### Requirement
Copy the records that follow exactly as written, but not their pictures.

### Records
##########

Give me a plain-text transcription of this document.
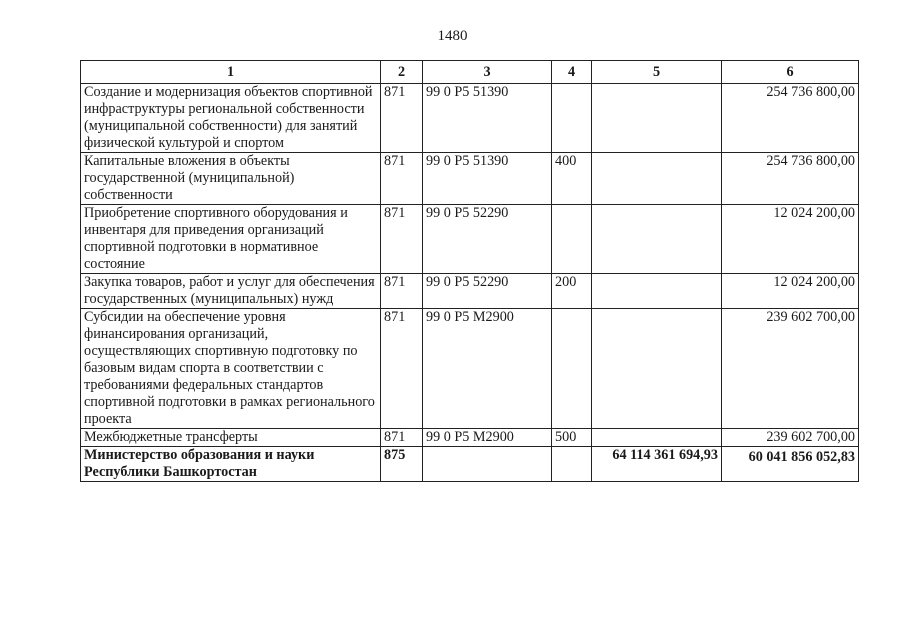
1480
1	2	3	4	5	6
Создание и модернизация объектов спортивной инфраструктуры региональной собственности (муниципальной собственности) для занятий физической культурой и спортом	871	99 0 P5 51390			254 736 800,00
Капитальные вложения в объекты государственной (муниципальной) собственности	871	99 0 P5 51390	400		254 736 800,00
Приобретение спортивного оборудования и инвентаря для приведения организаций спортивной подготовки в нормативное состояние	871	99 0 P5 52290			12 024 200,00
Закупка товаров, работ и услуг для обеспечения государственных (муниципальных) нужд	871	99 0 P5 52290	200		12 024 200,00
Субсидии на обеспечение уровня финансирования организаций, осуществляющих спортивную подготовку по базовым видам спорта в соответствии с требованиями федеральных стандартов спортивной подготовки в рамках регионального проекта	871	99 0 P5 M2900			239 602 700,00
Межбюджетные трансферты	871	99 0 P5 M2900	500		239 602 700,00
Министерство образования и науки Республики Башкортостан	875			64 114 361 694,93	60 041 856 052,83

##########

### Written response
Give me a plain-text transcription of this document.
1480
1	2	3	4	5	6
Создание и модернизация объектов спортивной инфраструктуры региональной собственности (муниципальной собственности) для занятий физической культурой и спортом	871	99 0 P5 51390			254 736 800,00
Капитальные вложения в объекты государственной (муниципальной) собственности	871	99 0 P5 51390	400		254 736 800,00
Приобретение спортивного оборудования и инвентаря для приведения организаций спортивной подготовки в нормативное состояние	871	99 0 P5 52290			12 024 200,00
Закупка товаров, работ и услуг для обеспечения государственных (муниципальных) нужд	871	99 0 P5 52290	200		12 024 200,00
Субсидии на обеспечение уровня финансирования организаций, осуществляющих спортивную подготовку по базовым видам спорта в соответствии с требованиями федеральных стандартов спортивной подготовки в рамках регионального проекта	871	99 0 P5 M2900			239 602 700,00
Межбюджетные трансферты	871	99 0 P5 M2900	500		239 602 700,00
Министерство образования и науки Республики Башкортостан	875			64 114 361 694,93	60 041 856 052,83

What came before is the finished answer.